Assignment:
A single number is the answer: the count of lines in the listing below that contain "Timeline".
━━━━━━
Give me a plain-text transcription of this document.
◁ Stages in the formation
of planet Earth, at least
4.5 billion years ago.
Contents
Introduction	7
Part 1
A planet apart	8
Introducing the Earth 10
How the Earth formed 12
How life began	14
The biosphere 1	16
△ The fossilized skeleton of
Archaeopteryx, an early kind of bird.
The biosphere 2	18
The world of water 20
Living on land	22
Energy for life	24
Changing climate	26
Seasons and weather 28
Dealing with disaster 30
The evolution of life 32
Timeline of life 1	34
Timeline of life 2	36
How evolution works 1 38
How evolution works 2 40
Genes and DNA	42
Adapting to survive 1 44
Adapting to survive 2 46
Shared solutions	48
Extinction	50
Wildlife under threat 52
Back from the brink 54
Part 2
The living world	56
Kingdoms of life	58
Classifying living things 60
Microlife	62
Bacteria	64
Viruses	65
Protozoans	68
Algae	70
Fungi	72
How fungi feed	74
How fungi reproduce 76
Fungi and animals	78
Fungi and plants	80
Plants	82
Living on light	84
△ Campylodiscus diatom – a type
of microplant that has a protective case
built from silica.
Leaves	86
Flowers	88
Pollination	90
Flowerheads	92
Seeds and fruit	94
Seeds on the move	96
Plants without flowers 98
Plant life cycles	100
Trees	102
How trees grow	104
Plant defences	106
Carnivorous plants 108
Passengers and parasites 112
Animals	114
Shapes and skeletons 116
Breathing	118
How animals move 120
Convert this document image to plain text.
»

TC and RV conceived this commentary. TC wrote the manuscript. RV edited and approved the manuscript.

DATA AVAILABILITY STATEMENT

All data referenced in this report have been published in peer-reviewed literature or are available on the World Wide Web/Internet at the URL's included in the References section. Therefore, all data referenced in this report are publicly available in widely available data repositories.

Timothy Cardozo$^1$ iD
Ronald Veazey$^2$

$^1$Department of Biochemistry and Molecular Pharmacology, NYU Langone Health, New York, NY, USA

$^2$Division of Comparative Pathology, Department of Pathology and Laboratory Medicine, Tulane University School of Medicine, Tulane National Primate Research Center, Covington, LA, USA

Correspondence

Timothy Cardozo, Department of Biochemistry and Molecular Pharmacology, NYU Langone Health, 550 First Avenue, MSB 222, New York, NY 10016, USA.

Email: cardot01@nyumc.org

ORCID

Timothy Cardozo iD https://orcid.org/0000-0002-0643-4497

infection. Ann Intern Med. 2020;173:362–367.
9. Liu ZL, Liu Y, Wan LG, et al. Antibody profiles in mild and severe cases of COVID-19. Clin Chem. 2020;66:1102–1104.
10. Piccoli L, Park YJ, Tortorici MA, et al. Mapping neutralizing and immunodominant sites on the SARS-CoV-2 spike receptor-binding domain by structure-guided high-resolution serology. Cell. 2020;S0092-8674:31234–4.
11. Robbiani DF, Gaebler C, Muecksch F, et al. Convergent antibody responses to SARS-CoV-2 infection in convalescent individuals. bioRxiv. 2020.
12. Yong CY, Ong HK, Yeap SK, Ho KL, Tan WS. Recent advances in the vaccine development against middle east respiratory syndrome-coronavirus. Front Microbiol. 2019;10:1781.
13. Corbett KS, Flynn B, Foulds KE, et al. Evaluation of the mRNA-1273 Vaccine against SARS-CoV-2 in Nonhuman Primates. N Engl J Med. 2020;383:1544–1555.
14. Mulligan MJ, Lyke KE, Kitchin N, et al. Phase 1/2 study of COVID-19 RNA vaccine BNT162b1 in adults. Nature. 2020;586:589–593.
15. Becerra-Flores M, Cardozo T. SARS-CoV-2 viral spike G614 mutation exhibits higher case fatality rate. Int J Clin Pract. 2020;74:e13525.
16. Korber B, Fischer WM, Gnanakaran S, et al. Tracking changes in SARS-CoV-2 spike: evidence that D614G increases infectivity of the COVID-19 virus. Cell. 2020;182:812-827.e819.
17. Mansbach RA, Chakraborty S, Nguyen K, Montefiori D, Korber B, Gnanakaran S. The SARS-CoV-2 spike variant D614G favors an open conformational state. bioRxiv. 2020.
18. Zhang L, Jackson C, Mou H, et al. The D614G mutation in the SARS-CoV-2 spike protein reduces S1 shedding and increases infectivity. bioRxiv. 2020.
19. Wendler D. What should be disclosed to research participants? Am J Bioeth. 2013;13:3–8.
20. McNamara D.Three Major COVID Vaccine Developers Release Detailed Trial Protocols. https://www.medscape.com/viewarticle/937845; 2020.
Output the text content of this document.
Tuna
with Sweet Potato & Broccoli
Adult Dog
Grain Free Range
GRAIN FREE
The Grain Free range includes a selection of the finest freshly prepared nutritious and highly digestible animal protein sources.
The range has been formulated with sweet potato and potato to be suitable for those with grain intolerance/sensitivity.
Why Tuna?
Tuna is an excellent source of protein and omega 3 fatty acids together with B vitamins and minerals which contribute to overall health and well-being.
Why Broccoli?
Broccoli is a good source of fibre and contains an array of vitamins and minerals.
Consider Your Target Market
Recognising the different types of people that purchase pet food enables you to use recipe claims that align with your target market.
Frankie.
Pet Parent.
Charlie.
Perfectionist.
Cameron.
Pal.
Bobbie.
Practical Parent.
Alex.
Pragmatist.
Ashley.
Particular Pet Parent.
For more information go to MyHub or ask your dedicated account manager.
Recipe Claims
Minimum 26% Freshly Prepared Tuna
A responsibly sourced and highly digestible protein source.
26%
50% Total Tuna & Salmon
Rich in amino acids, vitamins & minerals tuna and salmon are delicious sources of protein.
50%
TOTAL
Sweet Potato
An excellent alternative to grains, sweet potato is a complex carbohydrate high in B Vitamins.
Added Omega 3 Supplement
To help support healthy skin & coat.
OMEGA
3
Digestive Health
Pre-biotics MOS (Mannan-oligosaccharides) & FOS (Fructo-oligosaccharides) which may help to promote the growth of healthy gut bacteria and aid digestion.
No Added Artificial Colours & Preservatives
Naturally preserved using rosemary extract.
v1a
━━━━━━
Answer below:
2